The task: Extract the full listing below without altering a single character.

Information provided:
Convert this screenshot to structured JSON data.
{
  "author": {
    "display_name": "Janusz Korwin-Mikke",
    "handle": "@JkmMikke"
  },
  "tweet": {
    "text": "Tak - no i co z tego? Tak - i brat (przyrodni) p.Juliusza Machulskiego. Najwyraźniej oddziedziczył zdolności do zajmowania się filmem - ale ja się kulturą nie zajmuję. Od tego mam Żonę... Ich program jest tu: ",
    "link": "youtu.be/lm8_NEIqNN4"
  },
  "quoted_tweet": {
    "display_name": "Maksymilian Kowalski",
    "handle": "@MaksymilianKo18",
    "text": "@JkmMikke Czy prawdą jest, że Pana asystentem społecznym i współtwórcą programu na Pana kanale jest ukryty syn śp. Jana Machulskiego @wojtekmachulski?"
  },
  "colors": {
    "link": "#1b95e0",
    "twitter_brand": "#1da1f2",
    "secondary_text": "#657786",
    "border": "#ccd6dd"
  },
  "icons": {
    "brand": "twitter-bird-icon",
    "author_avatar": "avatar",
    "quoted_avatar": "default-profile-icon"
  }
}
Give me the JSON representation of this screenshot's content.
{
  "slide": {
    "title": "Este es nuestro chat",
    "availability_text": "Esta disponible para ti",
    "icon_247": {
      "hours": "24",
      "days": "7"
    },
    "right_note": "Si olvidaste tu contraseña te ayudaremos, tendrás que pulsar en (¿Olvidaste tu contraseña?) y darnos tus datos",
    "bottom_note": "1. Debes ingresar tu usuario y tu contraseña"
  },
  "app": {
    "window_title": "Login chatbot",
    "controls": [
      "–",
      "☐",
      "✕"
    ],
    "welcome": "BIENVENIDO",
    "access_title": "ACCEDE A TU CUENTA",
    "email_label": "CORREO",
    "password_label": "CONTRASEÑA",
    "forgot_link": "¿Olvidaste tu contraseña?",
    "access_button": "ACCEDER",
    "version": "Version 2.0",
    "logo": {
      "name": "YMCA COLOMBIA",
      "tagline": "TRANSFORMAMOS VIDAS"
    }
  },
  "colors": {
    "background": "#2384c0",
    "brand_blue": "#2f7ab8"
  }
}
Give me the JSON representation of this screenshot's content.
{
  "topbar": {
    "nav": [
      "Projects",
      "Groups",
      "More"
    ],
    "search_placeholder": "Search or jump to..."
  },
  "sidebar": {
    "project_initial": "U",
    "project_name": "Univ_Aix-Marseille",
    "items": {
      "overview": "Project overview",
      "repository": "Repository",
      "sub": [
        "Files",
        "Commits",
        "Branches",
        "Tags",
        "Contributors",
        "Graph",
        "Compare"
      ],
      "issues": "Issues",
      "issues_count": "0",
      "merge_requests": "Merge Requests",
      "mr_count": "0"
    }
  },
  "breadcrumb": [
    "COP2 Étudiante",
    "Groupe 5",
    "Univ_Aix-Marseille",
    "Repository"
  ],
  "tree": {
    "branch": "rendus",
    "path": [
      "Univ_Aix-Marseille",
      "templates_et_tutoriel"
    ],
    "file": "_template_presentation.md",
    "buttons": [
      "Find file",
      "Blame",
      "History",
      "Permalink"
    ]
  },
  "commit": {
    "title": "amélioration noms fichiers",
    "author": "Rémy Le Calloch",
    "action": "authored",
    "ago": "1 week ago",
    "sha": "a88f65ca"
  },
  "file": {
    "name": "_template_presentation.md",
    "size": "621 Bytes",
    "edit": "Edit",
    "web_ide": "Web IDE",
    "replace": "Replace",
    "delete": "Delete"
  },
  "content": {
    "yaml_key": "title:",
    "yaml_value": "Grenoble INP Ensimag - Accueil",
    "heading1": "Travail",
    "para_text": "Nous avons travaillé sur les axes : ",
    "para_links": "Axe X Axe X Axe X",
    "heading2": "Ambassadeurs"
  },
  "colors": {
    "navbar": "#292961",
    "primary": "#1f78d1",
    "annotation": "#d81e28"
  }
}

Answer below:
Convert this screenshot to structured JSON data.
{
  "author": {
    "display_name": "Janusz Korwin-Mikke",
    "handle": "@JkmMikke"
  },
  "tweet": {
    "text": "Tak - no i co z tego? Tak - i brat (przyrodni) p.Juliusza Machulskiego. Najwyraźniej oddziedziczył zdolności do zajmowania się filmem - ale ja się kulturą nie zajmuję. Od tego mam Żonę... Ich program jest tu: ",
    "link": "youtu.be/lm8_NEIqNN4"
  },
  "quoted_tweet": {
    "display_name": "Maksymilian Kowalski",
    "handle": "@MaksymilianKo18",
    "text": "@JkmMikke Czy prawdą jest, że Pana asystentem społecznym i współtwórcą programu na Pana kanale jest ukryty syn śp. Jana Machulskiego @wojtekmachulski?"
  },
  "colors": {
    "link": "#1b95e0",
    "twitter_brand": "#1da1f2",
    "secondary_text": "#657786",
    "border": "#ccd6dd"
  },
  "icons": {
    "brand": "twitter-bird-icon",
    "author_avatar": "avatar",
    "quoted_avatar": "default-profile-icon"
  }
}
Give me the JSON representation of this screenshot's content.
{
  "slide": {
    "title": "Este es nuestro chat",
    "availability_text": "Esta disponible para ti",
    "icon_247": {
      "hours": "24",
      "days": "7"
    },
    "right_note": "Si olvidaste tu contraseña te ayudaremos, tendrás que pulsar en (¿Olvidaste tu contraseña?) y darnos tus datos",
    "bottom_note": "1. Debes ingresar tu usuario y tu contraseña"
  },
  "app": {
    "window_title": "Login chatbot",
    "controls": [
      "–",
      "☐",
      "✕"
    ],
    "welcome": "BIENVENIDO",
    "access_title": "ACCEDE A TU CUENTA",
    "email_label": "CORREO",
    "password_label": "CONTRASEÑA",
    "forgot_link": "¿Olvidaste tu contraseña?",
    "access_button": "ACCEDER",
    "version": "Version 2.0",
    "logo": {
      "name": "YMCA COLOMBIA",
      "tagline": "TRANSFORMAMOS VIDAS"
    }
  },
  "colors": {
    "background": "#2384c0",
    "brand_blue": "#2f7ab8"
  }
}
Give me the JSON representation of this screenshot's content.
{
  "topbar": {
    "nav": [
      "Projects",
      "Groups",
      "More"
    ],
    "search_placeholder": "Search or jump to..."
  },
  "sidebar": {
    "project_initial": "U",
    "project_name": "Univ_Aix-Marseille",
    "items": {
      "overview": "Project overview",
      "repository": "Repository",
      "sub": [
        "Files",
        "Commits",
        "Branches",
        "Tags",
        "Contributors",
        "Graph",
        "Compare"
      ],
      "issues": "Issues",
      "issues_count": "0",
      "merge_requests": "Merge Requests",
      "mr_count": "0"
    }
  },
  "breadcrumb": [
    "COP2 Étudiante",
    "Groupe 5",
    "Univ_Aix-Marseille",
    "Repository"
  ],
  "tree": {
    "branch": "rendus",
    "path": [
      "Univ_Aix-Marseille",
      "templates_et_tutoriel"
    ],
    "file": "_template_presentation.md",
    "buttons": [
      "Find file",
      "Blame",
      "History",
      "Permalink"
    ]
  },
  "commit": {
    "title": "amélioration noms fichiers",
    "author": "Rémy Le Calloch",
    "action": "authored",
    "ago": "1 week ago",
    "sha": "a88f65ca"
  },
  "file": {
    "name": "_template_presentation.md",
    "size": "621 Bytes",
    "edit": "Edit",
    "web_ide": "Web IDE",
    "replace": "Replace",
    "delete": "Delete"
  },
  "content": {
    "yaml_key": "title:",
    "yaml_value": "Grenoble INP Ensimag - Accueil",
    "heading1": "Travail",
    "para_text": "Nous avons travaillé sur les axes : ",
    "para_links": "Axe X Axe X Axe X",
    "heading2": "Ambassadeurs"
  },
  "colors": {
    "navbar": "#292961",
    "primary": "#1f78d1",
    "annotation": "#d81e28"
  }
}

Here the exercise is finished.